GOAL: Reproduce the records below in full and exactly, without their images.

RECORDS:
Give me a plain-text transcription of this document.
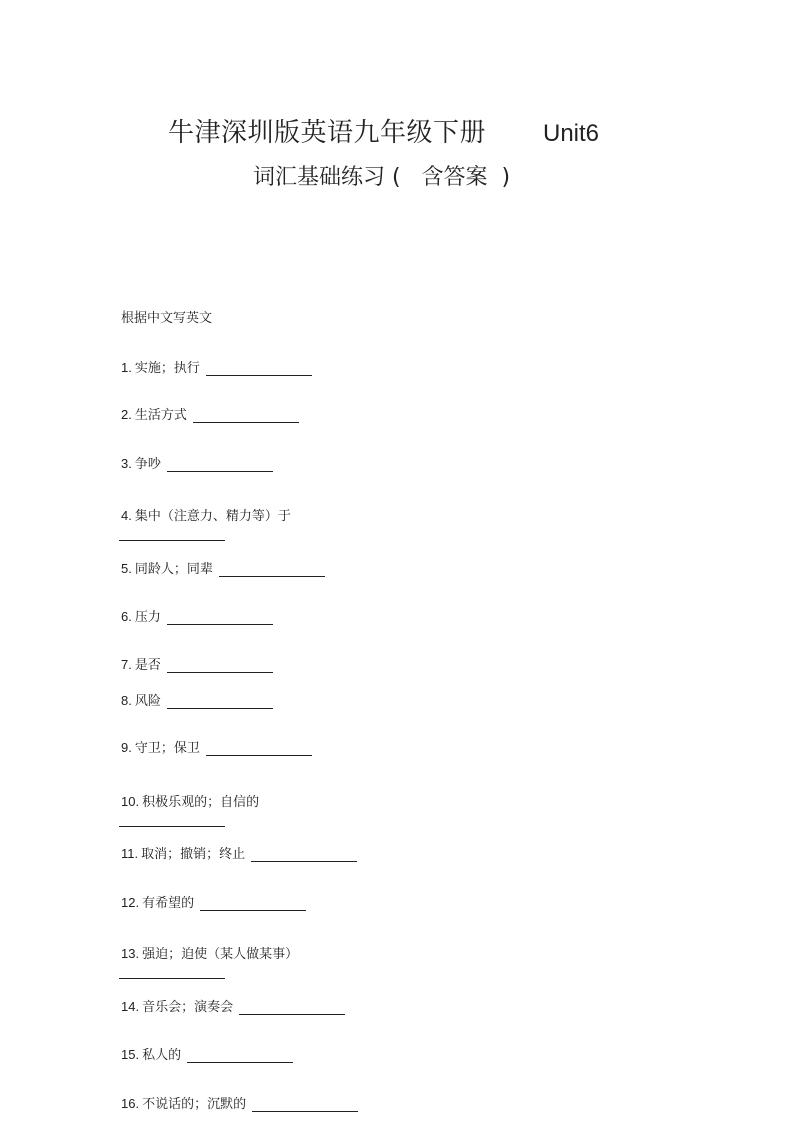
牛津深圳版英语九年级下册 Unit6
词汇基础练习 (   含答案  )
根据中文写英文
1. 实施；执行
2. 生活方式
3. 争吵
4. 集中（注意力、精力等）于
5. 同龄人；同辈
6. 压力
7. 是否
8. 风险
9. 守卫；保卫
10. 积极乐观的；自信的
11. 取消；撤销；终止
12. 有希望的
13. 强迫；迫使（某人做某事）
14. 音乐会；演奏会
15. 私人的
16. 不说话的；沉默的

THE SOLUTION:
Give me a plain-text transcription of this document.
牛津深圳版英语九年级下册 Unit6
词汇基础练习 (   含答案  )
根据中文写英文
1. 实施；执行
2. 生活方式
3. 争吵
4. 集中（注意力、精力等）于
5. 同龄人；同辈
6. 压力
7. 是否
8. 风险
9. 守卫；保卫
10. 积极乐观的；自信的
11. 取消；撤销；终止
12. 有希望的
13. 强迫；迫使（某人做某事）
14. 音乐会；演奏会
15. 私人的
16. 不说话的；沉默的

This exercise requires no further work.